Records from a data source:
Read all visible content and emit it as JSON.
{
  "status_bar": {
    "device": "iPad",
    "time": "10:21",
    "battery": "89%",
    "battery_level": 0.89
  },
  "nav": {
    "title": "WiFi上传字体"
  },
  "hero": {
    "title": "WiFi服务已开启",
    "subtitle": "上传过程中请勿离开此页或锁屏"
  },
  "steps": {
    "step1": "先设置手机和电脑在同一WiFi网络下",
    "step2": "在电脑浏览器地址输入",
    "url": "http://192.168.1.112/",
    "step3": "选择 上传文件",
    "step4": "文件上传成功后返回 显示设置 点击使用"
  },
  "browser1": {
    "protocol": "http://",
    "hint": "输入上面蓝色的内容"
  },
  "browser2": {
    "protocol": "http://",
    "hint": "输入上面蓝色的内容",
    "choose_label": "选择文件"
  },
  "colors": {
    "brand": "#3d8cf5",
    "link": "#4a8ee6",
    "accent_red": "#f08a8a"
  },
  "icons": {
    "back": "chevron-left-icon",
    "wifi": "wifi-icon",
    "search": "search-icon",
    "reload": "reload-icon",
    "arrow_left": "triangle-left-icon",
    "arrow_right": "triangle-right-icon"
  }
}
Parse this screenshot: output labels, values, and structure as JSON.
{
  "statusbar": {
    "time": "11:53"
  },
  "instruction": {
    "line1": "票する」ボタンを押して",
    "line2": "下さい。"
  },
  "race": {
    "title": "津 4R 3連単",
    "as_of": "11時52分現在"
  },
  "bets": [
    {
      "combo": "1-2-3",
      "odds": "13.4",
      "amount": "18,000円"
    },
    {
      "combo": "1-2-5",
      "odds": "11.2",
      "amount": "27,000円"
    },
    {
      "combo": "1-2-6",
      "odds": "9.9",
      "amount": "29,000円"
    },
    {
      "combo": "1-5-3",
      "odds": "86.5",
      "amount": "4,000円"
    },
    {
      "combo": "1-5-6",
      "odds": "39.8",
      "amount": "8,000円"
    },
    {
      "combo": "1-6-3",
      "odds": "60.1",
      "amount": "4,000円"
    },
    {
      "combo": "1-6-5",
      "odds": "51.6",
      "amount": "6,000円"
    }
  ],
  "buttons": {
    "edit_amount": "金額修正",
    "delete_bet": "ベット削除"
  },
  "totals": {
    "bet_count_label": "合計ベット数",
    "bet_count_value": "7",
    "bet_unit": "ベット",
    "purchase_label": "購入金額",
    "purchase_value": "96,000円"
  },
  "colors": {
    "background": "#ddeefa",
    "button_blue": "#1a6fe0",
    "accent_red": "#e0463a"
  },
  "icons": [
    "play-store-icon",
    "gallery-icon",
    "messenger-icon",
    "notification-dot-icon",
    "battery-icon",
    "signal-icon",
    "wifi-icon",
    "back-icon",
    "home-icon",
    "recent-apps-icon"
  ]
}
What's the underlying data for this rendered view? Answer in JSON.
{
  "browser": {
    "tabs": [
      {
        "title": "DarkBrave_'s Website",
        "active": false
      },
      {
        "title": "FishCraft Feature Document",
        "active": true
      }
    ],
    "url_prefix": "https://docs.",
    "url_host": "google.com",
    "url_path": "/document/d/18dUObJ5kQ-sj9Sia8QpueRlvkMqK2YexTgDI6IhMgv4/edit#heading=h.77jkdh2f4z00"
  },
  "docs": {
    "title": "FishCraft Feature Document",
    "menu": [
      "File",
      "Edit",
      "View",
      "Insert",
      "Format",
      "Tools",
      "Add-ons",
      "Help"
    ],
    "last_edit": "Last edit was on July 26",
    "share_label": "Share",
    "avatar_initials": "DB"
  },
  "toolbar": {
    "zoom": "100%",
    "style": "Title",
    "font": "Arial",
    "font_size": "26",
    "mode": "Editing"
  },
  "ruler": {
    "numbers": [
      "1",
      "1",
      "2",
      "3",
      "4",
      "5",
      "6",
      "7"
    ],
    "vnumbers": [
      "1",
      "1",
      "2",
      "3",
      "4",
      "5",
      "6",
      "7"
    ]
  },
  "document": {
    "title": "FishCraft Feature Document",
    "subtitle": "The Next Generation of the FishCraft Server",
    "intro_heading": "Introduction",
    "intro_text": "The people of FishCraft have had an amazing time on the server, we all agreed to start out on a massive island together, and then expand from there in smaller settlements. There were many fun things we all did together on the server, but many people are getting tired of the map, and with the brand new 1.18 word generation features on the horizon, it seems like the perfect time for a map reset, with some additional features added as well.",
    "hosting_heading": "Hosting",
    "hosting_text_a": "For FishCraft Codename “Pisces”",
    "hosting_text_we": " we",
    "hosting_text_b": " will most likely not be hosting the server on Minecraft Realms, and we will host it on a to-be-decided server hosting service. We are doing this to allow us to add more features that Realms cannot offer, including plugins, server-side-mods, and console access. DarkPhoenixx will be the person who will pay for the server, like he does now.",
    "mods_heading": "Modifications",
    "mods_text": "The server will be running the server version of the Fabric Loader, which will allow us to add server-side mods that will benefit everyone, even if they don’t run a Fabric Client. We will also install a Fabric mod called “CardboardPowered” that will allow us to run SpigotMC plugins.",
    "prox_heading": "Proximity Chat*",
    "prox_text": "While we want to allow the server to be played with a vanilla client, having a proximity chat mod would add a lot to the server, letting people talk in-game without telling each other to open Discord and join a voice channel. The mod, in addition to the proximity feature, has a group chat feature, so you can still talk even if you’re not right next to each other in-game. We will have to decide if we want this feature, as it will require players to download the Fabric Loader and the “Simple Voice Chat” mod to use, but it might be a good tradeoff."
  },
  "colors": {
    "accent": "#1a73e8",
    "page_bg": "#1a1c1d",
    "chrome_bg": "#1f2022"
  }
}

## CHALLENGE
Your task is to reproduce the whole listing exactly.

## PROBLEM SOLUTION
Read all visible content and emit it as JSON.
{
  "status_bar": {
    "device": "iPad",
    "time": "10:21",
    "battery": "89%",
    "battery_level": 0.89
  },
  "nav": {
    "title": "WiFi上传字体"
  },
  "hero": {
    "title": "WiFi服务已开启",
    "subtitle": "上传过程中请勿离开此页或锁屏"
  },
  "steps": {
    "step1": "先设置手机和电脑在同一WiFi网络下",
    "step2": "在电脑浏览器地址输入",
    "url": "http://192.168.1.112/",
    "step3": "选择 上传文件",
    "step4": "文件上传成功后返回 显示设置 点击使用"
  },
  "browser1": {
    "protocol": "http://",
    "hint": "输入上面蓝色的内容"
  },
  "browser2": {
    "protocol": "http://",
    "hint": "输入上面蓝色的内容",
    "choose_label": "选择文件"
  },
  "colors": {
    "brand": "#3d8cf5",
    "link": "#4a8ee6",
    "accent_red": "#f08a8a"
  },
  "icons": {
    "back": "chevron-left-icon",
    "wifi": "wifi-icon",
    "search": "search-icon",
    "reload": "reload-icon",
    "arrow_left": "triangle-left-icon",
    "arrow_right": "triangle-right-icon"
  }
}
Parse this screenshot: output labels, values, and structure as JSON.
{
  "statusbar": {
    "time": "11:53"
  },
  "instruction": {
    "line1": "票する」ボタンを押して",
    "line2": "下さい。"
  },
  "race": {
    "title": "津 4R 3連単",
    "as_of": "11時52分現在"
  },
  "bets": [
    {
      "combo": "1-2-3",
      "odds": "13.4",
      "amount": "18,000円"
    },
    {
      "combo": "1-2-5",
      "odds": "11.2",
      "amount": "27,000円"
    },
    {
      "combo": "1-2-6",
      "odds": "9.9",
      "amount": "29,000円"
    },
    {
      "combo": "1-5-3",
      "odds": "86.5",
      "amount": "4,000円"
    },
    {
      "combo": "1-5-6",
      "odds": "39.8",
      "amount": "8,000円"
    },
    {
      "combo": "1-6-3",
      "odds": "60.1",
      "amount": "4,000円"
    },
    {
      "combo": "1-6-5",
      "odds": "51.6",
      "amount": "6,000円"
    }
  ],
  "buttons": {
    "edit_amount": "金額修正",
    "delete_bet": "ベット削除"
  },
  "totals": {
    "bet_count_label": "合計ベット数",
    "bet_count_value": "7",
    "bet_unit": "ベット",
    "purchase_label": "購入金額",
    "purchase_value": "96,000円"
  },
  "colors": {
    "background": "#ddeefa",
    "button_blue": "#1a6fe0",
    "accent_red": "#e0463a"
  },
  "icons": [
    "play-store-icon",
    "gallery-icon",
    "messenger-icon",
    "notification-dot-icon",
    "battery-icon",
    "signal-icon",
    "wifi-icon",
    "back-icon",
    "home-icon",
    "recent-apps-icon"
  ]
}
What's the underlying data for this rendered view? Answer in JSON.
{
  "browser": {
    "tabs": [
      {
        "title": "DarkBrave_'s Website",
        "active": false
      },
      {
        "title": "FishCraft Feature Document",
        "active": true
      }
    ],
    "url_prefix": "https://docs.",
    "url_host": "google.com",
    "url_path": "/document/d/18dUObJ5kQ-sj9Sia8QpueRlvkMqK2YexTgDI6IhMgv4/edit#heading=h.77jkdh2f4z00"
  },
  "docs": {
    "title": "FishCraft Feature Document",
    "menu": [
      "File",
      "Edit",
      "View",
      "Insert",
      "Format",
      "Tools",
      "Add-ons",
      "Help"
    ],
    "last_edit": "Last edit was on July 26",
    "share_label": "Share",
    "avatar_initials": "DB"
  },
  "toolbar": {
    "zoom": "100%",
    "style": "Title",
    "font": "Arial",
    "font_size": "26",
    "mode": "Editing"
  },
  "ruler": {
    "numbers": [
      "1",
      "1",
      "2",
      "3",
      "4",
      "5",
      "6",
      "7"
    ],
    "vnumbers": [
      "1",
      "1",
      "2",
      "3",
      "4",
      "5",
      "6",
      "7"
    ]
  },
  "document": {
    "title": "FishCraft Feature Document",
    "subtitle": "The Next Generation of the FishCraft Server",
    "intro_heading": "Introduction",
    "intro_text": "The people of FishCraft have had an amazing time on the server, we all agreed to start out on a massive island together, and then expand from there in smaller settlements. There were many fun things we all did together on the server, but many people are getting tired of the map, and with the brand new 1.18 word generation features on the horizon, it seems like the perfect time for a map reset, with some additional features added as well.",
    "hosting_heading": "Hosting",
    "hosting_text_a": "For FishCraft Codename “Pisces”",
    "hosting_text_we": " we",
    "hosting_text_b": " will most likely not be hosting the server on Minecraft Realms, and we will host it on a to-be-decided server hosting service. We are doing this to allow us to add more features that Realms cannot offer, including plugins, server-side-mods, and console access. DarkPhoenixx will be the person who will pay for the server, like he does now.",
    "mods_heading": "Modifications",
    "mods_text": "The server will be running the server version of the Fabric Loader, which will allow us to add server-side mods that will benefit everyone, even if they don’t run a Fabric Client. We will also install a Fabric mod called “CardboardPowered” that will allow us to run SpigotMC plugins.",
    "prox_heading": "Proximity Chat*",
    "prox_text": "While we want to allow the server to be played with a vanilla client, having a proximity chat mod would add a lot to the server, letting people talk in-game without telling each other to open Discord and join a voice channel. The mod, in addition to the proximity feature, has a group chat feature, so you can still talk even if you’re not right next to each other in-game. We will have to decide if we want this feature, as it will require players to download the Fabric Loader and the “Simple Voice Chat” mod to use, but it might be a good tradeoff."
  },
  "colors": {
    "accent": "#1a73e8",
    "page_bg": "#1a1c1d",
    "chrome_bg": "#1f2022"
  }
}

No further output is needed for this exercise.